Within the records that follow, find every line containing the string "value". Copy those lines.

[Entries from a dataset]
━━━

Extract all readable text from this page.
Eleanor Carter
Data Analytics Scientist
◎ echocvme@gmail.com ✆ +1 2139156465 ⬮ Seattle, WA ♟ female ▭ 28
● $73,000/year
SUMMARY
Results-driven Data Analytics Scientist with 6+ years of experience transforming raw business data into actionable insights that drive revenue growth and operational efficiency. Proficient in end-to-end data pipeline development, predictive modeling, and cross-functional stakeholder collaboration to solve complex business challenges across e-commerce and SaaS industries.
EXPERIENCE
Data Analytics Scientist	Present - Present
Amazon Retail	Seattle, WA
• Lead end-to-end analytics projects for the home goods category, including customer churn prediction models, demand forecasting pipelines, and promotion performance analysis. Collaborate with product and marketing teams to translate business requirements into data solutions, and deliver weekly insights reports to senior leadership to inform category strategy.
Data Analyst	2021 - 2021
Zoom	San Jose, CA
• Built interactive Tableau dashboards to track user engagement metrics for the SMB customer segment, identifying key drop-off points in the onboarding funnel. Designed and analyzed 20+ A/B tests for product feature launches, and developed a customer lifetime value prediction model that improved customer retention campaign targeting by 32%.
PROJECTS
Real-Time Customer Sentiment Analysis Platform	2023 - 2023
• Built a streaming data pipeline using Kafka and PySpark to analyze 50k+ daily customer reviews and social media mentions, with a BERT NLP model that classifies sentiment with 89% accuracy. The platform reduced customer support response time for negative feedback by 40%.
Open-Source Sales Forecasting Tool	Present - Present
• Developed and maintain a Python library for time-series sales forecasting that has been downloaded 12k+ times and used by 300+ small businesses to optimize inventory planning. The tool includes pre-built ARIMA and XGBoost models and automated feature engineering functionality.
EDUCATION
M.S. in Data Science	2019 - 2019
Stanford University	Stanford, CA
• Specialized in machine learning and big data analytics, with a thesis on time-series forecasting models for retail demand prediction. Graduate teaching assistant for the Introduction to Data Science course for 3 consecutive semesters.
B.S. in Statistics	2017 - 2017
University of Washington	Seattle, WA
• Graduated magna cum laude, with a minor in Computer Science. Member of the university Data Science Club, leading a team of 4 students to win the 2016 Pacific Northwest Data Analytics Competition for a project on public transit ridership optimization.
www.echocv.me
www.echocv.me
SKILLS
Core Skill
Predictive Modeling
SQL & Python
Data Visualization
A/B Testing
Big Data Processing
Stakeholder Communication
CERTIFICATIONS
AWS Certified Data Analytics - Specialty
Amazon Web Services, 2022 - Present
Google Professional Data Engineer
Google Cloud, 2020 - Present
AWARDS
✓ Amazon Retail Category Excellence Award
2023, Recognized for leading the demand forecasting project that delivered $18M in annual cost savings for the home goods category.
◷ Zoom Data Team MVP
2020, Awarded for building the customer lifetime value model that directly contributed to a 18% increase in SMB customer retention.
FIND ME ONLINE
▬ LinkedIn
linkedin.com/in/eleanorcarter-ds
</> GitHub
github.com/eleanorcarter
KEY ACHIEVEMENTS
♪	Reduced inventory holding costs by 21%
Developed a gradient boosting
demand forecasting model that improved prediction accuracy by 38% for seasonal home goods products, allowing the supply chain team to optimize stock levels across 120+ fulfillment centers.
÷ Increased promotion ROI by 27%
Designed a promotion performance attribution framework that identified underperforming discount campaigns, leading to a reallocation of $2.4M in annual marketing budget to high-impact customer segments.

━━━

# Response to the task:
• Built interactive Tableau dashboards to track user engagement metrics for the SMB customer segment, identifying key drop-off points in the onboarding funnel. Designed and analyzed 20+ A/B tests for product feature launches, and developed a customer lifetime value prediction model that improved customer retention campaign targeting by 32%.
2020, Awarded for building the customer lifetime value model that directly contributed to a 18% increase in SMB customer retention.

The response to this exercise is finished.